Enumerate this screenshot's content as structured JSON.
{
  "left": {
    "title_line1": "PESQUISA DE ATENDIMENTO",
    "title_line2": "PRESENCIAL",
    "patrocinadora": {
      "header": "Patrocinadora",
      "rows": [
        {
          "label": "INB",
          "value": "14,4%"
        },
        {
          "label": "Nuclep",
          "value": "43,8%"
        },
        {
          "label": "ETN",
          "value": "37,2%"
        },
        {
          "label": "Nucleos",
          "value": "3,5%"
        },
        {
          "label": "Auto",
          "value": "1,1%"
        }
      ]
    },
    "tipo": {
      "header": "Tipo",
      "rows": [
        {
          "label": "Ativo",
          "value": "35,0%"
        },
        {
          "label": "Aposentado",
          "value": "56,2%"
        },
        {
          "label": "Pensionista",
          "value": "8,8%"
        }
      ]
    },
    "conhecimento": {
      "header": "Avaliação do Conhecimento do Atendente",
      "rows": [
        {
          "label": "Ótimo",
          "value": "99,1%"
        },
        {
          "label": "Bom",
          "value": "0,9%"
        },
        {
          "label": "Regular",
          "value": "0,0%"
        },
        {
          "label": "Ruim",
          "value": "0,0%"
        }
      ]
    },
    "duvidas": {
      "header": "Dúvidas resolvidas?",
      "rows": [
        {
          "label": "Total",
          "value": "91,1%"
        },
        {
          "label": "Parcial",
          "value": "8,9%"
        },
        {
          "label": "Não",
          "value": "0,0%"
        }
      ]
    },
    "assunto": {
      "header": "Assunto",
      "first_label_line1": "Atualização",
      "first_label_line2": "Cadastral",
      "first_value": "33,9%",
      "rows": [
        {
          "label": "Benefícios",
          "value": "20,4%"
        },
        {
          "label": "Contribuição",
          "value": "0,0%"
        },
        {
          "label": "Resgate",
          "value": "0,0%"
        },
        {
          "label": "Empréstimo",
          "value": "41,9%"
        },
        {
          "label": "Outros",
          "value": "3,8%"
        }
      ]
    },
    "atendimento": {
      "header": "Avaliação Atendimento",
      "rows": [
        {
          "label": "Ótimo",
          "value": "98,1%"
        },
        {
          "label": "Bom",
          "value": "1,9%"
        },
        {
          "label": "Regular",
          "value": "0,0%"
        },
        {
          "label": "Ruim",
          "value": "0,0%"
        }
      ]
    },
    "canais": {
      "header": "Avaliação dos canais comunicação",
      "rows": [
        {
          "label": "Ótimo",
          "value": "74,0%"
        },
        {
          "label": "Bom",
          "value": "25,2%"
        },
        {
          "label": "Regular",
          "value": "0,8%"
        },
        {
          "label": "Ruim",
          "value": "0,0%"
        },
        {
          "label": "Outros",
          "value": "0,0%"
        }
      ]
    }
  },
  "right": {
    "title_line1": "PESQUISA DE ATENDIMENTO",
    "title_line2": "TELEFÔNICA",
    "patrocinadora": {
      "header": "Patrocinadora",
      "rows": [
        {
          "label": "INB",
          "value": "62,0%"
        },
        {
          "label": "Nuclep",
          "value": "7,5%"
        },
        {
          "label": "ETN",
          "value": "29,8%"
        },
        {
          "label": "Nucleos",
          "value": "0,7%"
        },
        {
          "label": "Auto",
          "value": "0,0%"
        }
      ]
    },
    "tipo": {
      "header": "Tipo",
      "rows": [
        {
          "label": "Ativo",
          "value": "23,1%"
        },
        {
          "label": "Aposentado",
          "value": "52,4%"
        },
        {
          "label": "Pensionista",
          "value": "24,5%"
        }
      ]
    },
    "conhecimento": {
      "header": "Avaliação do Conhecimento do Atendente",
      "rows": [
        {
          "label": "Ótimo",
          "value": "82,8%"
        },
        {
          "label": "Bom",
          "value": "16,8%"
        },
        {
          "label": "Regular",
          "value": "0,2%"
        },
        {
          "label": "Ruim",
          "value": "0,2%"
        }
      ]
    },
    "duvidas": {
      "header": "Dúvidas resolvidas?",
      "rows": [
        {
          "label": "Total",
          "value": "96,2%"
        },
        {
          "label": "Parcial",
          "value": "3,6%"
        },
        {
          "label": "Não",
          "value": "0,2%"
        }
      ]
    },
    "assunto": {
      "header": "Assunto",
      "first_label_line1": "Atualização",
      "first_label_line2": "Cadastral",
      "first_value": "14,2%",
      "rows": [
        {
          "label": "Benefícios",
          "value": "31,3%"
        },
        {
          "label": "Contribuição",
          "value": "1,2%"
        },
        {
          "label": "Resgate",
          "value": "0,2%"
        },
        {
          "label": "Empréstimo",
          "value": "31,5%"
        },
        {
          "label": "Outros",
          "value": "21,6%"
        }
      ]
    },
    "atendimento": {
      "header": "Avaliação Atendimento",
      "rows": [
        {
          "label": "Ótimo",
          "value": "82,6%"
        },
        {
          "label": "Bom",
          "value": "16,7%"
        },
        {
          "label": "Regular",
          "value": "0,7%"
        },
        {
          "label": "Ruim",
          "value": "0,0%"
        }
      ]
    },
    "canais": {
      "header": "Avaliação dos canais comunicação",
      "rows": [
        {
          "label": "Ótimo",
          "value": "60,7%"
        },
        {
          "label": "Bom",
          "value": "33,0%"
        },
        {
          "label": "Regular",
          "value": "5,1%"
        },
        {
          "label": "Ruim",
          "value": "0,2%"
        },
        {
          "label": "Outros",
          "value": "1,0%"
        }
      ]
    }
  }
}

--- Work to be completed ---
Write the complete data out, exactly as above.

--- Answer to the problem ---
Enumerate this screenshot's content as structured JSON.
{
  "left": {
    "title_line1": "PESQUISA DE ATENDIMENTO",
    "title_line2": "PRESENCIAL",
    "patrocinadora": {
      "header": "Patrocinadora",
      "rows": [
        {
          "label": "INB",
          "value": "14,4%"
        },
        {
          "label": "Nuclep",
          "value": "43,8%"
        },
        {
          "label": "ETN",
          "value": "37,2%"
        },
        {
          "label": "Nucleos",
          "value": "3,5%"
        },
        {
          "label": "Auto",
          "value": "1,1%"
        }
      ]
    },
    "tipo": {
      "header": "Tipo",
      "rows": [
        {
          "label": "Ativo",
          "value": "35,0%"
        },
        {
          "label": "Aposentado",
          "value": "56,2%"
        },
        {
          "label": "Pensionista",
          "value": "8,8%"
        }
      ]
    },
    "conhecimento": {
      "header": "Avaliação do Conhecimento do Atendente",
      "rows": [
        {
          "label": "Ótimo",
          "value": "99,1%"
        },
        {
          "label": "Bom",
          "value": "0,9%"
        },
        {
          "label": "Regular",
          "value": "0,0%"
        },
        {
          "label": "Ruim",
          "value": "0,0%"
        }
      ]
    },
    "duvidas": {
      "header": "Dúvidas resolvidas?",
      "rows": [
        {
          "label": "Total",
          "value": "91,1%"
        },
        {
          "label": "Parcial",
          "value": "8,9%"
        },
        {
          "label": "Não",
          "value": "0,0%"
        }
      ]
    },
    "assunto": {
      "header": "Assunto",
      "first_label_line1": "Atualização",
      "first_label_line2": "Cadastral",
      "first_value": "33,9%",
      "rows": [
        {
          "label": "Benefícios",
          "value": "20,4%"
        },
        {
          "label": "Contribuição",
          "value": "0,0%"
        },
        {
          "label": "Resgate",
          "value": "0,0%"
        },
        {
          "label": "Empréstimo",
          "value": "41,9%"
        },
        {
          "label": "Outros",
          "value": "3,8%"
        }
      ]
    },
    "atendimento": {
      "header": "Avaliação Atendimento",
      "rows": [
        {
          "label": "Ótimo",
          "value": "98,1%"
        },
        {
          "label": "Bom",
          "value": "1,9%"
        },
        {
          "label": "Regular",
          "value": "0,0%"
        },
        {
          "label": "Ruim",
          "value": "0,0%"
        }
      ]
    },
    "canais": {
      "header": "Avaliação dos canais comunicação",
      "rows": [
        {
          "label": "Ótimo",
          "value": "74,0%"
        },
        {
          "label": "Bom",
          "value": "25,2%"
        },
        {
          "label": "Regular",
          "value": "0,8%"
        },
        {
          "label": "Ruim",
          "value": "0,0%"
        },
        {
          "label": "Outros",
          "value": "0,0%"
        }
      ]
    }
  },
  "right": {
    "title_line1": "PESQUISA DE ATENDIMENTO",
    "title_line2": "TELEFÔNICA",
    "patrocinadora": {
      "header": "Patrocinadora",
      "rows": [
        {
          "label": "INB",
          "value": "62,0%"
        },
        {
          "label": "Nuclep",
          "value": "7,5%"
        },
        {
          "label": "ETN",
          "value": "29,8%"
        },
        {
          "label": "Nucleos",
          "value": "0,7%"
        },
        {
          "label": "Auto",
          "value": "0,0%"
        }
      ]
    },
    "tipo": {
      "header": "Tipo",
      "rows": [
        {
          "label": "Ativo",
          "value": "23,1%"
        },
        {
          "label": "Aposentado",
          "value": "52,4%"
        },
        {
          "label": "Pensionista",
          "value": "24,5%"
        }
      ]
    },
    "conhecimento": {
      "header": "Avaliação do Conhecimento do Atendente",
      "rows": [
        {
          "label": "Ótimo",
          "value": "82,8%"
        },
        {
          "label": "Bom",
          "value": "16,8%"
        },
        {
          "label": "Regular",
          "value": "0,2%"
        },
        {
          "label": "Ruim",
          "value": "0,2%"
        }
      ]
    },
    "duvidas": {
      "header": "Dúvidas resolvidas?",
      "rows": [
        {
          "label": "Total",
          "value": "96,2%"
        },
        {
          "label": "Parcial",
          "value": "3,6%"
        },
        {
          "label": "Não",
          "value": "0,2%"
        }
      ]
    },
    "assunto": {
      "header": "Assunto",
      "first_label_line1": "Atualização",
      "first_label_line2": "Cadastral",
      "first_value": "14,2%",
      "rows": [
        {
          "label": "Benefícios",
          "value": "31,3%"
        },
        {
          "label": "Contribuição",
          "value": "1,2%"
        },
        {
          "label": "Resgate",
          "value": "0,2%"
        },
        {
          "label": "Empréstimo",
          "value": "31,5%"
        },
        {
          "label": "Outros",
          "value": "21,6%"
        }
      ]
    },
    "atendimento": {
      "header": "Avaliação Atendimento",
      "rows": [
        {
          "label": "Ótimo",
          "value": "82,6%"
        },
        {
          "label": "Bom",
          "value": "16,7%"
        },
        {
          "label": "Regular",
          "value": "0,7%"
        },
        {
          "label": "Ruim",
          "value": "0,0%"
        }
      ]
    },
    "canais": {
      "header": "Avaliação dos canais comunicação",
      "rows": [
        {
          "label": "Ótimo",
          "value": "60,7%"
        },
        {
          "label": "Bom",
          "value": "33,0%"
        },
        {
          "label": "Regular",
          "value": "5,1%"
        },
        {
          "label": "Ruim",
          "value": "0,2%"
        },
        {
          "label": "Outros",
          "value": "1,0%"
        }
      ]
    }
  }
}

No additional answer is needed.